**** WORKING DATA ****

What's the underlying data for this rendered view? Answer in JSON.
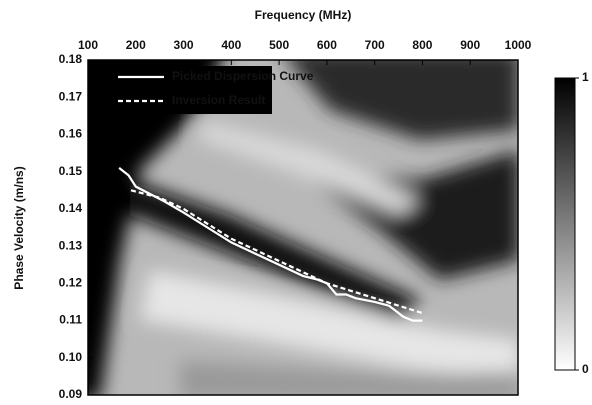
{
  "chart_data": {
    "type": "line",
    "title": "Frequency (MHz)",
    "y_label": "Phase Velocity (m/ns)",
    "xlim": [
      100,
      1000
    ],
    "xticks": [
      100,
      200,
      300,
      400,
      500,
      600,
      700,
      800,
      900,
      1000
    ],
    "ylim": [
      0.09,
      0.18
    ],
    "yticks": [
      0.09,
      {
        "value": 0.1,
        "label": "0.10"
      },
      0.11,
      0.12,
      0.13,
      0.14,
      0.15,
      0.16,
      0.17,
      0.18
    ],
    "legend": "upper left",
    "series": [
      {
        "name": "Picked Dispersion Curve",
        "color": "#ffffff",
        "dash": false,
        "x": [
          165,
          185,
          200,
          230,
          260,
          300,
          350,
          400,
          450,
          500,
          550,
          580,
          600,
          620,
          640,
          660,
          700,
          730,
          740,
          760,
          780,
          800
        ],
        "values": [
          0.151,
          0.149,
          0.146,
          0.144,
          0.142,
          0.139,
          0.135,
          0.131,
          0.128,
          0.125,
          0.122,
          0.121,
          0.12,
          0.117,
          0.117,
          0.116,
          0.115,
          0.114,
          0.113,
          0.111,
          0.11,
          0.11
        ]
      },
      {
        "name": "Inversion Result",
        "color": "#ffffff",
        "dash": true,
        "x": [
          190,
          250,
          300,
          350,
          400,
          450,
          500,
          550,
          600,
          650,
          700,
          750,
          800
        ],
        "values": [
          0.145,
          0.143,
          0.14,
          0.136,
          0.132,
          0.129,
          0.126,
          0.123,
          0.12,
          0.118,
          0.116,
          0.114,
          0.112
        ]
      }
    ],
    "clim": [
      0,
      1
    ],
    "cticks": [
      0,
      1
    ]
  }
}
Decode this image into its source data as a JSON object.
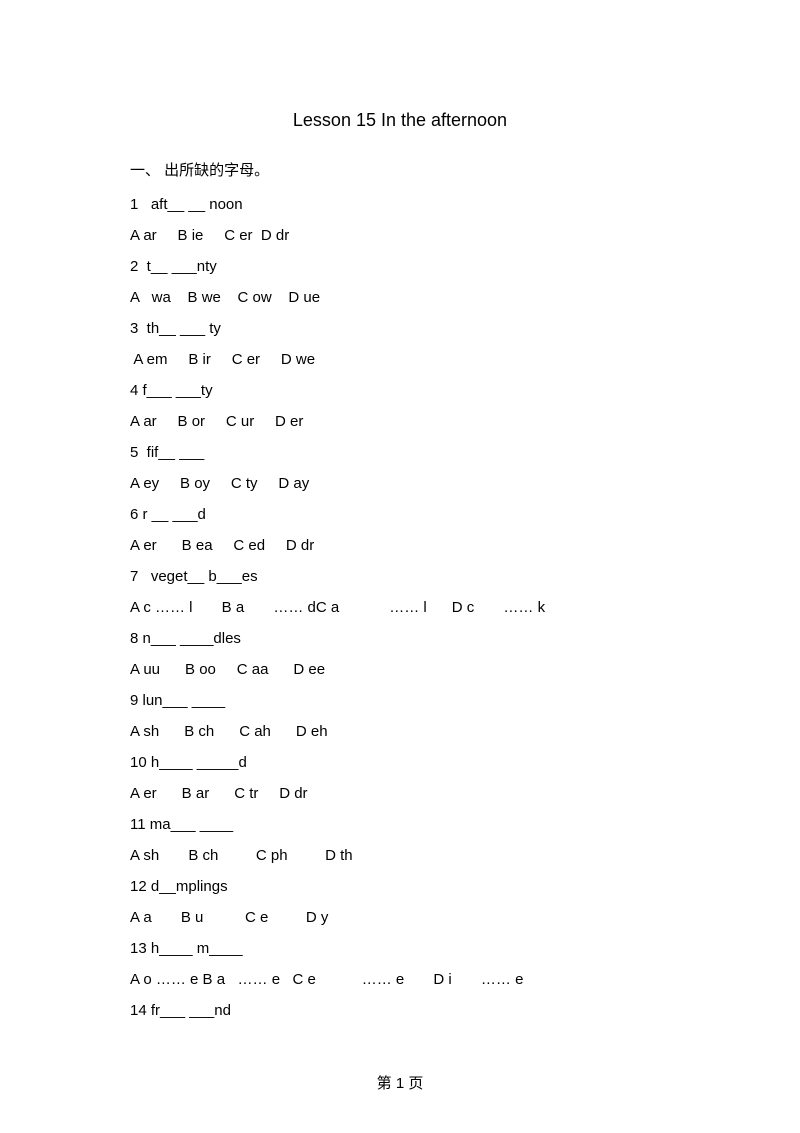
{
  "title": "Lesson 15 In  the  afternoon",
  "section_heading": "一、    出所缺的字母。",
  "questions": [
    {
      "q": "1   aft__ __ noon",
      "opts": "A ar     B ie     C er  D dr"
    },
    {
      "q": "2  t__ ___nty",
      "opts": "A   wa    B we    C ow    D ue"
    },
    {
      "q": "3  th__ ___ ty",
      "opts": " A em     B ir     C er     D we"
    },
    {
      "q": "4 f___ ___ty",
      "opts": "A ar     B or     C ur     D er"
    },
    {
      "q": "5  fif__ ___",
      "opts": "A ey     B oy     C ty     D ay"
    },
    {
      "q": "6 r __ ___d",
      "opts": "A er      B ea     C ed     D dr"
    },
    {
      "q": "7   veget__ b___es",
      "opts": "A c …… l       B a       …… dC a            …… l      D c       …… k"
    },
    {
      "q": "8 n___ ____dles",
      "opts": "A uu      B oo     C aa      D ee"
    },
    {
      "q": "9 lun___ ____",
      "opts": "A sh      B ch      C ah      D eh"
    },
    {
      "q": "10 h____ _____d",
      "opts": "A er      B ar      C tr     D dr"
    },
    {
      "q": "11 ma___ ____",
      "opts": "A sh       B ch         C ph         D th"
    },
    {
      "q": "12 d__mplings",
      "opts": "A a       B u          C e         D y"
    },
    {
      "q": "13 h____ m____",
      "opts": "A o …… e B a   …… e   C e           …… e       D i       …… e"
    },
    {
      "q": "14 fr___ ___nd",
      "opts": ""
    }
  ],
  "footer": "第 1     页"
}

****
**** WORKING DATA ****

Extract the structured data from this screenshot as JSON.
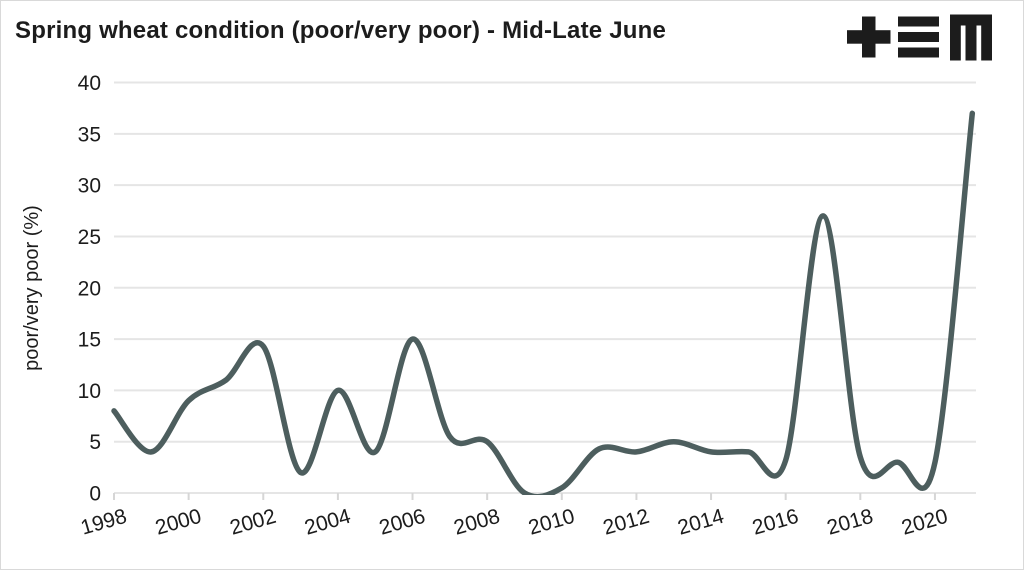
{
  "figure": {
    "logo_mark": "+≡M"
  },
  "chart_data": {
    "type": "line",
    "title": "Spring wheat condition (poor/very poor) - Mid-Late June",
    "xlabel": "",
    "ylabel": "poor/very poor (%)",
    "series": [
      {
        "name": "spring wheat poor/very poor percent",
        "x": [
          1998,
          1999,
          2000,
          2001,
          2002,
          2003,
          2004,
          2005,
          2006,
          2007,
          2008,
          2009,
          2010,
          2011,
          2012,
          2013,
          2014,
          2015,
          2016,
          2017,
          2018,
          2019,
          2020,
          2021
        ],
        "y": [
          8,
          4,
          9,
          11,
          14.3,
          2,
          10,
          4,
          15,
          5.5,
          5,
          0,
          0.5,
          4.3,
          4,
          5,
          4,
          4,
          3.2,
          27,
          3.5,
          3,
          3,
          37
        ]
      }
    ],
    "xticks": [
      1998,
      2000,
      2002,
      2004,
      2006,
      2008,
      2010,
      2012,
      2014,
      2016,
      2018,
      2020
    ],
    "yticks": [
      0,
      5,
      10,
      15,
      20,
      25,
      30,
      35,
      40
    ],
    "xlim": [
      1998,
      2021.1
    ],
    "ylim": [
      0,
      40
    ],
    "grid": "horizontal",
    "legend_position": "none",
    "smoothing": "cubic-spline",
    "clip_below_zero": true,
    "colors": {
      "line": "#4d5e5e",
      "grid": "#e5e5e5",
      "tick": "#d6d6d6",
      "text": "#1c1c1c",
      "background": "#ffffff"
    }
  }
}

****
**** WORKING DATA ****

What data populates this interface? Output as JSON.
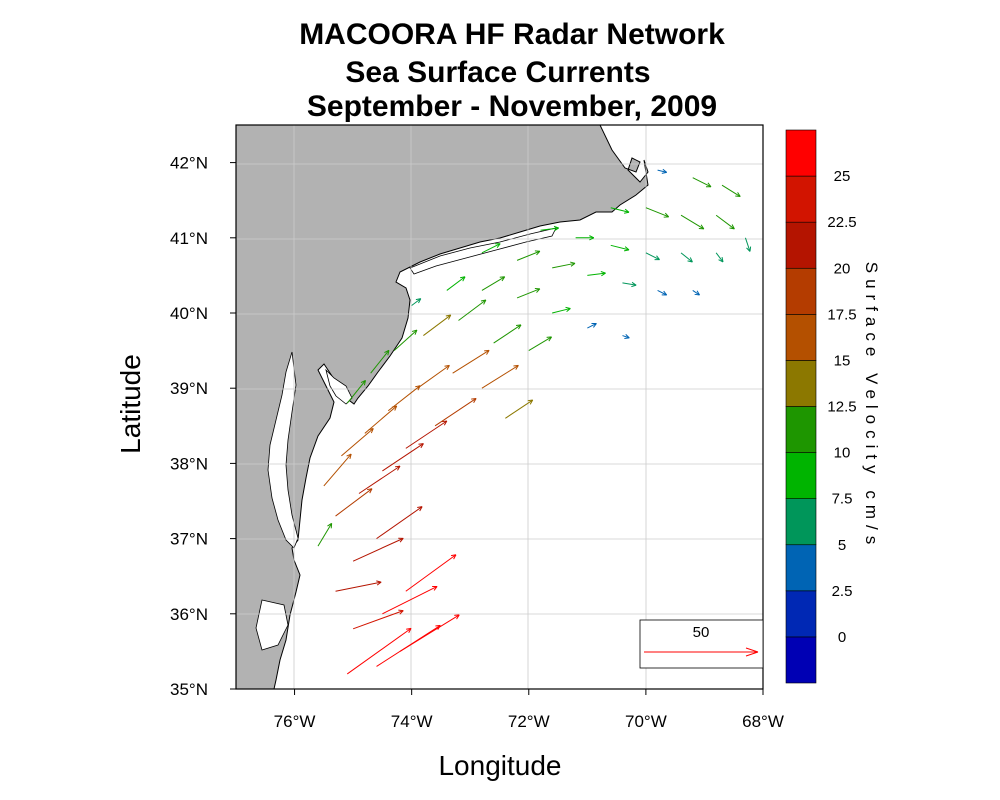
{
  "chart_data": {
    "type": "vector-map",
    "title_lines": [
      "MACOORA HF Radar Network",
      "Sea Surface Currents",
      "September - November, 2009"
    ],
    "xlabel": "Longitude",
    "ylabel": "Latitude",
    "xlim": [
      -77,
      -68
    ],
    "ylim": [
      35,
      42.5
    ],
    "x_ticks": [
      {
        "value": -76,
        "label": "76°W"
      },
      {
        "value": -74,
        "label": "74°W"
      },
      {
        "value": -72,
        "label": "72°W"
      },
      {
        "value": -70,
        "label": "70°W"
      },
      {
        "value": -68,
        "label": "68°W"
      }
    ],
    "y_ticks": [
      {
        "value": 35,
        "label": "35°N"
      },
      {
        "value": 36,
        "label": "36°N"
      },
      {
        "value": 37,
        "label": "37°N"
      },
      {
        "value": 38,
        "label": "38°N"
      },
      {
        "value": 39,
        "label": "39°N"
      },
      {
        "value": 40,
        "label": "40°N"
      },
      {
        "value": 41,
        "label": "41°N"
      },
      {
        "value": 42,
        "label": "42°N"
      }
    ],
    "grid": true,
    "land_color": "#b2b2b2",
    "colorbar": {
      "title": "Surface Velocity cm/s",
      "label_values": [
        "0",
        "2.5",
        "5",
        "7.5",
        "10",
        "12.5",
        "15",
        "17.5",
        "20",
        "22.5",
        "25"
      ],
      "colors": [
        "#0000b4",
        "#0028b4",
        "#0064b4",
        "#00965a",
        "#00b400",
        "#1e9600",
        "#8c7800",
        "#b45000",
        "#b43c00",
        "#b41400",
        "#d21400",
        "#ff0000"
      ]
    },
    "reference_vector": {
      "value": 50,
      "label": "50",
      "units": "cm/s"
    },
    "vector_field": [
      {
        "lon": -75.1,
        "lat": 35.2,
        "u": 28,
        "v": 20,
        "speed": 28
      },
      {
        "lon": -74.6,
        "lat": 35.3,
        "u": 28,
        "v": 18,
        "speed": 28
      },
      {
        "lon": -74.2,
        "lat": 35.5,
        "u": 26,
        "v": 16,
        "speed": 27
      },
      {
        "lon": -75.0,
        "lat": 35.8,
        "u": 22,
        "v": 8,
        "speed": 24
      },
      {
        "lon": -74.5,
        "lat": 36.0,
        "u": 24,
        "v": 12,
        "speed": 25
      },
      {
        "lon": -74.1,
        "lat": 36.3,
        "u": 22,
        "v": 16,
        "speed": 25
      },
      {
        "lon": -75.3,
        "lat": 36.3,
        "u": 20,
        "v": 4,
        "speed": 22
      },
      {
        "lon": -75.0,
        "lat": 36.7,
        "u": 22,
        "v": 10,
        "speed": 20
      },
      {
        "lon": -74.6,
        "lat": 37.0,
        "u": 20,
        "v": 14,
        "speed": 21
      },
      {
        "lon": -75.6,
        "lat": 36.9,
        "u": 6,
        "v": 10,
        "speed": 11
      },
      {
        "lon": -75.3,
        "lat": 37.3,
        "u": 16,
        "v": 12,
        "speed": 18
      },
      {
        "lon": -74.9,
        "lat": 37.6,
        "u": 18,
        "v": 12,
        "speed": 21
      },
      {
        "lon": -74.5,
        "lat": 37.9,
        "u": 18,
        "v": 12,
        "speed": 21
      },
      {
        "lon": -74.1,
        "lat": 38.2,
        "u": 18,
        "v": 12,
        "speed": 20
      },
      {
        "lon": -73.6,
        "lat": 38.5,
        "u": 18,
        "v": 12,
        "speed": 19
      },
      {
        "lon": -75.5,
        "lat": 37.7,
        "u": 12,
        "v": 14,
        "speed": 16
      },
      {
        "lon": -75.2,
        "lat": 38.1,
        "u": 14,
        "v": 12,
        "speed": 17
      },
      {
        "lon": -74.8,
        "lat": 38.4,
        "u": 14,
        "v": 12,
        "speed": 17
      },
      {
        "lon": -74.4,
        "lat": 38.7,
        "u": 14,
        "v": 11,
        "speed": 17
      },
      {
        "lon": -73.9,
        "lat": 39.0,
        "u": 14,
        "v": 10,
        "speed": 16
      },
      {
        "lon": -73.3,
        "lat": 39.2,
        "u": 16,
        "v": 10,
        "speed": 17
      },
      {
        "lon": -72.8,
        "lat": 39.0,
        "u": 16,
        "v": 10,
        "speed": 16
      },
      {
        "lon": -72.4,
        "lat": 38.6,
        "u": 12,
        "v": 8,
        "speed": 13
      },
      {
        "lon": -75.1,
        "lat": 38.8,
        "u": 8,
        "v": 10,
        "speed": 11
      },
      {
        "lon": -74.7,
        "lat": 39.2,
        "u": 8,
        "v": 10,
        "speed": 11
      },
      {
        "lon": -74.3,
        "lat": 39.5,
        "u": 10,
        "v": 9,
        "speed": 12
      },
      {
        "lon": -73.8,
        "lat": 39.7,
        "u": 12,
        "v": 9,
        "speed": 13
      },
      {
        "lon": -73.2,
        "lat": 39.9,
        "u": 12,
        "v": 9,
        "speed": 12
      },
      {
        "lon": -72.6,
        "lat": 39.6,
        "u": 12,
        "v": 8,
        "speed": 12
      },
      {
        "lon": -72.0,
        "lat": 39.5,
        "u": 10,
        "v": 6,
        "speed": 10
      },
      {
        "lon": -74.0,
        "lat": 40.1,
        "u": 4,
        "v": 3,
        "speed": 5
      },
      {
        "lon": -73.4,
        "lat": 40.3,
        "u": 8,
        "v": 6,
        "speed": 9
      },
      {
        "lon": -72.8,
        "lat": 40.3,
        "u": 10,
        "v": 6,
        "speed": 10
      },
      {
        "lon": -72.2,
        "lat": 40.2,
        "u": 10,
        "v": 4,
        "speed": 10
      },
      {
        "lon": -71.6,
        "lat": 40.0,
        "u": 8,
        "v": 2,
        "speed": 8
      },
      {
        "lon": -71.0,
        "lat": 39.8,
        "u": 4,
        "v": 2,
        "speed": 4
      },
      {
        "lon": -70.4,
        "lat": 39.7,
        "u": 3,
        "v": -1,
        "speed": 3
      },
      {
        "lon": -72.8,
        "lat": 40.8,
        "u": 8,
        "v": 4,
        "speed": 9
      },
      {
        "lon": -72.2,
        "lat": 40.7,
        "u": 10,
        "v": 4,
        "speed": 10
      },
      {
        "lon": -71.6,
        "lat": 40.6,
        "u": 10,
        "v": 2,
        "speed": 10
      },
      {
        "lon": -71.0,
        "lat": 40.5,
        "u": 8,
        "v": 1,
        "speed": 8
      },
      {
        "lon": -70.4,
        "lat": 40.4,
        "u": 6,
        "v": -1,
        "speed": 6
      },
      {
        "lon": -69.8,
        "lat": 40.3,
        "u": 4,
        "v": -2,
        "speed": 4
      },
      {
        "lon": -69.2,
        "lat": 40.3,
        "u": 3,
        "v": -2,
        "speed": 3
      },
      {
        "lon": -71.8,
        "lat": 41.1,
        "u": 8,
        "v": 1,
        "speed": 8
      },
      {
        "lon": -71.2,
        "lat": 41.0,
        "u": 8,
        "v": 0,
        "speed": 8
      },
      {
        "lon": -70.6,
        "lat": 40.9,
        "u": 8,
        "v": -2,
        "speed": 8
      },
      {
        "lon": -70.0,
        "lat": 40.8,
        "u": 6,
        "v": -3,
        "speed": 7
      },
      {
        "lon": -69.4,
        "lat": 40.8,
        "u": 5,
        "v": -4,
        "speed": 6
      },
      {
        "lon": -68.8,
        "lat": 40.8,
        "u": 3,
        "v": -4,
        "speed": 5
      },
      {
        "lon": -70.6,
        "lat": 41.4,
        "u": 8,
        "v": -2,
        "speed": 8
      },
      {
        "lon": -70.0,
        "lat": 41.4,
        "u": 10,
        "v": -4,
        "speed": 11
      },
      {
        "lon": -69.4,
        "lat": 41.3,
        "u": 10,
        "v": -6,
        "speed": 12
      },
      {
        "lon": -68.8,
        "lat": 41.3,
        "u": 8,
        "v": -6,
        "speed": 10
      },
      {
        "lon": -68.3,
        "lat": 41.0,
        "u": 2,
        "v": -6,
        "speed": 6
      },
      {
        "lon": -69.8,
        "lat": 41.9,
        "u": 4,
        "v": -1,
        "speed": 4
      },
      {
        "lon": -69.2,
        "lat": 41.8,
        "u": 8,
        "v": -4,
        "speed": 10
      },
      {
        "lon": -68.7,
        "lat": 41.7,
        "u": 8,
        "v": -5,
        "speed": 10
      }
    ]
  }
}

****

● AIM
Extract, from the listing above, every line where the string "this" occurs.

● THE RESPONSE
What's the underlying data for this rendered view? Answer in JSON.
Decode this image into its source data as a JSON object.
Extract the structured data from this screenshot as JSON.
What data populates this interface? Output as JSON.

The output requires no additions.